» **THE DATA**:
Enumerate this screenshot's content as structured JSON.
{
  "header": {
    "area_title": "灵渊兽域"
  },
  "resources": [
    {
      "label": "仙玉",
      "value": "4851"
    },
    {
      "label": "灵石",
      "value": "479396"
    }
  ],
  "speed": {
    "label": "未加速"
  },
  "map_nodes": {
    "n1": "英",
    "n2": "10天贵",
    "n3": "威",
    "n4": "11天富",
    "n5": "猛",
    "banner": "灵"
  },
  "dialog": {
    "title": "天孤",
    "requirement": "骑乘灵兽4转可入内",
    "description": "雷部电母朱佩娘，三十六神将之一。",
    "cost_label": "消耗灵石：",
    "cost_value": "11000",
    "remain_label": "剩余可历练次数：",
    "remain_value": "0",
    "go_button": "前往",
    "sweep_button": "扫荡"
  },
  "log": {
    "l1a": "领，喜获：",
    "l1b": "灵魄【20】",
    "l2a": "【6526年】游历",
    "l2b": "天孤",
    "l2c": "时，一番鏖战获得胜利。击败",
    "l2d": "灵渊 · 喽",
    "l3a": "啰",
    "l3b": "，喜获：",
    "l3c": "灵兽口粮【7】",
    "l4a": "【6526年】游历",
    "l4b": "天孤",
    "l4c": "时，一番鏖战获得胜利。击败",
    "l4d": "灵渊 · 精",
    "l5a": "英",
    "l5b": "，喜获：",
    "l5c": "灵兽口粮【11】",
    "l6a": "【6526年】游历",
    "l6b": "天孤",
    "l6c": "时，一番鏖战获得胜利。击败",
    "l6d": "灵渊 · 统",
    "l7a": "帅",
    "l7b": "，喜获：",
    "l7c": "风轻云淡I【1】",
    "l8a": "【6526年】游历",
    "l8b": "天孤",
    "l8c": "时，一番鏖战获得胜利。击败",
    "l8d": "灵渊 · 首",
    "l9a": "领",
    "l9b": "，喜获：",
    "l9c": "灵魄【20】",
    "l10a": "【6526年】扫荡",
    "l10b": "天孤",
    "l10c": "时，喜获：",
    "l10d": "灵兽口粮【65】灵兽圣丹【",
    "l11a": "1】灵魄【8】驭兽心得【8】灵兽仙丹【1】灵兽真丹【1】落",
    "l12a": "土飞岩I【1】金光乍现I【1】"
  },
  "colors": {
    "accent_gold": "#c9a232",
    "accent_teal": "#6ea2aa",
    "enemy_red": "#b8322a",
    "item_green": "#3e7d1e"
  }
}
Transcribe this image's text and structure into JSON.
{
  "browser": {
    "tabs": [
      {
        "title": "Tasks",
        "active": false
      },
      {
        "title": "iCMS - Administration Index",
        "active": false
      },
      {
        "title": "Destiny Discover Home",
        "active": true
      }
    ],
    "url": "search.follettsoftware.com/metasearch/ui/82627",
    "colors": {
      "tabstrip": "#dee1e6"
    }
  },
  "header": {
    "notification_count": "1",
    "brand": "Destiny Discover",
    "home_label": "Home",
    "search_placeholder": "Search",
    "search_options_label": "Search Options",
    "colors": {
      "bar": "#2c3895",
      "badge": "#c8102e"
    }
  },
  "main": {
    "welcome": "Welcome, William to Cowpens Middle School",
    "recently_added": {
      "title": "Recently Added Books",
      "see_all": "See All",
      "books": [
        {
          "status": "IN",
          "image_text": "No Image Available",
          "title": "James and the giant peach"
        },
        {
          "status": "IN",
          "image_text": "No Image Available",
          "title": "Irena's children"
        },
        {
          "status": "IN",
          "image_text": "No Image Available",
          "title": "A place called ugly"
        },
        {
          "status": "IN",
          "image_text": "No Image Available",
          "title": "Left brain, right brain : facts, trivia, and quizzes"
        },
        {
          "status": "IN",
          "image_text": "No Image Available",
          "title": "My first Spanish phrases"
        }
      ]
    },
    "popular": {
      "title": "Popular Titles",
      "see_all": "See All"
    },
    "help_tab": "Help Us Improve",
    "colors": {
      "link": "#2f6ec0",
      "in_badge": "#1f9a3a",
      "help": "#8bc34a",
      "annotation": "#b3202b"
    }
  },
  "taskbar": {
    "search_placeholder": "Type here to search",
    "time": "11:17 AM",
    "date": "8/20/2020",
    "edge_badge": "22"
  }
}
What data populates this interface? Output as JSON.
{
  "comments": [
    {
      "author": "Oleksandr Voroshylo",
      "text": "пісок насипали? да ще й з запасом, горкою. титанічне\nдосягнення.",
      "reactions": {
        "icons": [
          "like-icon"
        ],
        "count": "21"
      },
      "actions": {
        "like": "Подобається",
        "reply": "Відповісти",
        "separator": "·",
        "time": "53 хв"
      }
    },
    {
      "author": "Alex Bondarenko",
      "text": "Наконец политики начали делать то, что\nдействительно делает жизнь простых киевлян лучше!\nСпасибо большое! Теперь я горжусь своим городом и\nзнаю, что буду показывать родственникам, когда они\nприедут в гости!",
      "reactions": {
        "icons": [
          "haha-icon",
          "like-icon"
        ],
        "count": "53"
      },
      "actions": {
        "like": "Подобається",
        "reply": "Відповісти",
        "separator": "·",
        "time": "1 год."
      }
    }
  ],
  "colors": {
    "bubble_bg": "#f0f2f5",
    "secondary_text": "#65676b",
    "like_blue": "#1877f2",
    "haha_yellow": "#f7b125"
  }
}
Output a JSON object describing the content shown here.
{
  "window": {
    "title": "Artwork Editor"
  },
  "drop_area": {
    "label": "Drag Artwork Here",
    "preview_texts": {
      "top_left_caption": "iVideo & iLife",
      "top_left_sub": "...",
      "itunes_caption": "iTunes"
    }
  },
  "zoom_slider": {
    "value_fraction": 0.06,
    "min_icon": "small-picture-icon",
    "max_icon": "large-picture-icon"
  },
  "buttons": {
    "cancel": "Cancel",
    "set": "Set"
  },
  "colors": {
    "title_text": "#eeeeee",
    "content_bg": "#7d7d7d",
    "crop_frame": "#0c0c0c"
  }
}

» **GIVEN PROBLEM**: Return every entry verbatim.

» **FULL RESPONSE**:
Enumerate this screenshot's content as structured JSON.
{
  "header": {
    "area_title": "灵渊兽域"
  },
  "resources": [
    {
      "label": "仙玉",
      "value": "4851"
    },
    {
      "label": "灵石",
      "value": "479396"
    }
  ],
  "speed": {
    "label": "未加速"
  },
  "map_nodes": {
    "n1": "英",
    "n2": "10天贵",
    "n3": "威",
    "n4": "11天富",
    "n5": "猛",
    "banner": "灵"
  },
  "dialog": {
    "title": "天孤",
    "requirement": "骑乘灵兽4转可入内",
    "description": "雷部电母朱佩娘，三十六神将之一。",
    "cost_label": "消耗灵石：",
    "cost_value": "11000",
    "remain_label": "剩余可历练次数：",
    "remain_value": "0",
    "go_button": "前往",
    "sweep_button": "扫荡"
  },
  "log": {
    "l1a": "领，喜获：",
    "l1b": "灵魄【20】",
    "l2a": "【6526年】游历",
    "l2b": "天孤",
    "l2c": "时，一番鏖战获得胜利。击败",
    "l2d": "灵渊 · 喽",
    "l3a": "啰",
    "l3b": "，喜获：",
    "l3c": "灵兽口粮【7】",
    "l4a": "【6526年】游历",
    "l4b": "天孤",
    "l4c": "时，一番鏖战获得胜利。击败",
    "l4d": "灵渊 · 精",
    "l5a": "英",
    "l5b": "，喜获：",
    "l5c": "灵兽口粮【11】",
    "l6a": "【6526年】游历",
    "l6b": "天孤",
    "l6c": "时，一番鏖战获得胜利。击败",
    "l6d": "灵渊 · 统",
    "l7a": "帅",
    "l7b": "，喜获：",
    "l7c": "风轻云淡I【1】",
    "l8a": "【6526年】游历",
    "l8b": "天孤",
    "l8c": "时，一番鏖战获得胜利。击败",
    "l8d": "灵渊 · 首",
    "l9a": "领",
    "l9b": "，喜获：",
    "l9c": "灵魄【20】",
    "l10a": "【6526年】扫荡",
    "l10b": "天孤",
    "l10c": "时，喜获：",
    "l10d": "灵兽口粮【65】灵兽圣丹【",
    "l11a": "1】灵魄【8】驭兽心得【8】灵兽仙丹【1】灵兽真丹【1】落",
    "l12a": "土飞岩I【1】金光乍现I【1】"
  },
  "colors": {
    "accent_gold": "#c9a232",
    "accent_teal": "#6ea2aa",
    "enemy_red": "#b8322a",
    "item_green": "#3e7d1e"
  }
}
Transcribe this image's text and structure into JSON.
{
  "browser": {
    "tabs": [
      {
        "title": "Tasks",
        "active": false
      },
      {
        "title": "iCMS - Administration Index",
        "active": false
      },
      {
        "title": "Destiny Discover Home",
        "active": true
      }
    ],
    "url": "search.follettsoftware.com/metasearch/ui/82627",
    "colors": {
      "tabstrip": "#dee1e6"
    }
  },
  "header": {
    "notification_count": "1",
    "brand": "Destiny Discover",
    "home_label": "Home",
    "search_placeholder": "Search",
    "search_options_label": "Search Options",
    "colors": {
      "bar": "#2c3895",
      "badge": "#c8102e"
    }
  },
  "main": {
    "welcome": "Welcome, William to Cowpens Middle School",
    "recently_added": {
      "title": "Recently Added Books",
      "see_all": "See All",
      "books": [
        {
          "status": "IN",
          "image_text": "No Image Available",
          "title": "James and the giant peach"
        },
        {
          "status": "IN",
          "image_text": "No Image Available",
          "title": "Irena's children"
        },
        {
          "status": "IN",
          "image_text": "No Image Available",
          "title": "A place called ugly"
        },
        {
          "status": "IN",
          "image_text": "No Image Available",
          "title": "Left brain, right brain : facts, trivia, and quizzes"
        },
        {
          "status": "IN",
          "image_text": "No Image Available",
          "title": "My first Spanish phrases"
        }
      ]
    },
    "popular": {
      "title": "Popular Titles",
      "see_all": "See All"
    },
    "help_tab": "Help Us Improve",
    "colors": {
      "link": "#2f6ec0",
      "in_badge": "#1f9a3a",
      "help": "#8bc34a",
      "annotation": "#b3202b"
    }
  },
  "taskbar": {
    "search_placeholder": "Type here to search",
    "time": "11:17 AM",
    "date": "8/20/2020",
    "edge_badge": "22"
  }
}
What data populates this interface? Output as JSON.
{
  "comments": [
    {
      "author": "Oleksandr Voroshylo",
      "text": "пісок насипали? да ще й з запасом, горкою. титанічне\nдосягнення.",
      "reactions": {
        "icons": [
          "like-icon"
        ],
        "count": "21"
      },
      "actions": {
        "like": "Подобається",
        "reply": "Відповісти",
        "separator": "·",
        "time": "53 хв"
      }
    },
    {
      "author": "Alex Bondarenko",
      "text": "Наконец политики начали делать то, что\nдействительно делает жизнь простых киевлян лучше!\nСпасибо большое! Теперь я горжусь своим городом и\nзнаю, что буду показывать родственникам, когда они\nприедут в гости!",
      "reactions": {
        "icons": [
          "haha-icon",
          "like-icon"
        ],
        "count": "53"
      },
      "actions": {
        "like": "Подобається",
        "reply": "Відповісти",
        "separator": "·",
        "time": "1 год."
      }
    }
  ],
  "colors": {
    "bubble_bg": "#f0f2f5",
    "secondary_text": "#65676b",
    "like_blue": "#1877f2",
    "haha_yellow": "#f7b125"
  }
}
Output a JSON object describing the content shown here.
{
  "window": {
    "title": "Artwork Editor"
  },
  "drop_area": {
    "label": "Drag Artwork Here",
    "preview_texts": {
      "top_left_caption": "iVideo & iLife",
      "top_left_sub": "...",
      "itunes_caption": "iTunes"
    }
  },
  "zoom_slider": {
    "value_fraction": 0.06,
    "min_icon": "small-picture-icon",
    "max_icon": "large-picture-icon"
  },
  "buttons": {
    "cancel": "Cancel",
    "set": "Set"
  },
  "colors": {
    "title_text": "#eeeeee",
    "content_bg": "#7d7d7d",
    "crop_frame": "#0c0c0c"
  }
}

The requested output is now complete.